■ Your task: Your task is to write out the complete listing exactly as it is shown.

■ Given records:
──────

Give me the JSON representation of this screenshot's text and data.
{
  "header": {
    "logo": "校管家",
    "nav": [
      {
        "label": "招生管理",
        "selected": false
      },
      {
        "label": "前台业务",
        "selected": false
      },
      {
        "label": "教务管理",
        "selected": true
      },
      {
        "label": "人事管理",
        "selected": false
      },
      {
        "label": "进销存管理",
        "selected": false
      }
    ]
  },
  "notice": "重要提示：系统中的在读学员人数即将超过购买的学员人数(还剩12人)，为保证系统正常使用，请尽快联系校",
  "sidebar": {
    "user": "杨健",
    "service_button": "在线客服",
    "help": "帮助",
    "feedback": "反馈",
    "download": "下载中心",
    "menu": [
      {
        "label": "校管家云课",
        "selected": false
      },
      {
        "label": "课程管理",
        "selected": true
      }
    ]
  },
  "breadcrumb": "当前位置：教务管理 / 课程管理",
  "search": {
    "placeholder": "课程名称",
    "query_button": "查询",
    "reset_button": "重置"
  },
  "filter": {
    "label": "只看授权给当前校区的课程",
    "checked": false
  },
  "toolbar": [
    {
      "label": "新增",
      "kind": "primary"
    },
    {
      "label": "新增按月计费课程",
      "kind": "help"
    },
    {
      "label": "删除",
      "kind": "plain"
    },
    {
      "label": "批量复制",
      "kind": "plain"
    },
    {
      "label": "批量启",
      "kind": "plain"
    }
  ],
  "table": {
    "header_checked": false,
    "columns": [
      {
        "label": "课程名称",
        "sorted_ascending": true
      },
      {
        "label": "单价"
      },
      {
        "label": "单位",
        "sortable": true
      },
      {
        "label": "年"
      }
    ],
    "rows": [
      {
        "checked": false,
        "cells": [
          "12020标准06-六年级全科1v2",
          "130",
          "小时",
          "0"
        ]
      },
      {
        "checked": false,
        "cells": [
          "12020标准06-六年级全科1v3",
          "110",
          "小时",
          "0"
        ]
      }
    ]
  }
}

──────

■ Correct result:
Give me the JSON representation of this screenshot's text and data.
{
  "header": {
    "logo": "校管家",
    "nav": [
      {
        "label": "招生管理",
        "selected": false
      },
      {
        "label": "前台业务",
        "selected": false
      },
      {
        "label": "教务管理",
        "selected": true
      },
      {
        "label": "人事管理",
        "selected": false
      },
      {
        "label": "进销存管理",
        "selected": false
      }
    ]
  },
  "notice": "重要提示：系统中的在读学员人数即将超过购买的学员人数(还剩12人)，为保证系统正常使用，请尽快联系校",
  "sidebar": {
    "user": "杨健",
    "service_button": "在线客服",
    "help": "帮助",
    "feedback": "反馈",
    "download": "下载中心",
    "menu": [
      {
        "label": "校管家云课",
        "selected": false
      },
      {
        "label": "课程管理",
        "selected": true
      }
    ]
  },
  "breadcrumb": "当前位置：教务管理 / 课程管理",
  "search": {
    "placeholder": "课程名称",
    "query_button": "查询",
    "reset_button": "重置"
  },
  "filter": {
    "label": "只看授权给当前校区的课程",
    "checked": false
  },
  "toolbar": [
    {
      "label": "新增",
      "kind": "primary"
    },
    {
      "label": "新增按月计费课程",
      "kind": "help"
    },
    {
      "label": "删除",
      "kind": "plain"
    },
    {
      "label": "批量复制",
      "kind": "plain"
    },
    {
      "label": "批量启",
      "kind": "plain"
    }
  ],
  "table": {
    "header_checked": false,
    "columns": [
      {
        "label": "课程名称",
        "sorted_ascending": true
      },
      {
        "label": "单价"
      },
      {
        "label": "单位",
        "sortable": true
      },
      {
        "label": "年"
      }
    ],
    "rows": [
      {
        "checked": false,
        "cells": [
          "12020标准06-六年级全科1v2",
          "130",
          "小时",
          "0"
        ]
      },
      {
        "checked": false,
        "cells": [
          "12020标准06-六年级全科1v3",
          "110",
          "小时",
          "0"
        ]
      }
    ]
  }
}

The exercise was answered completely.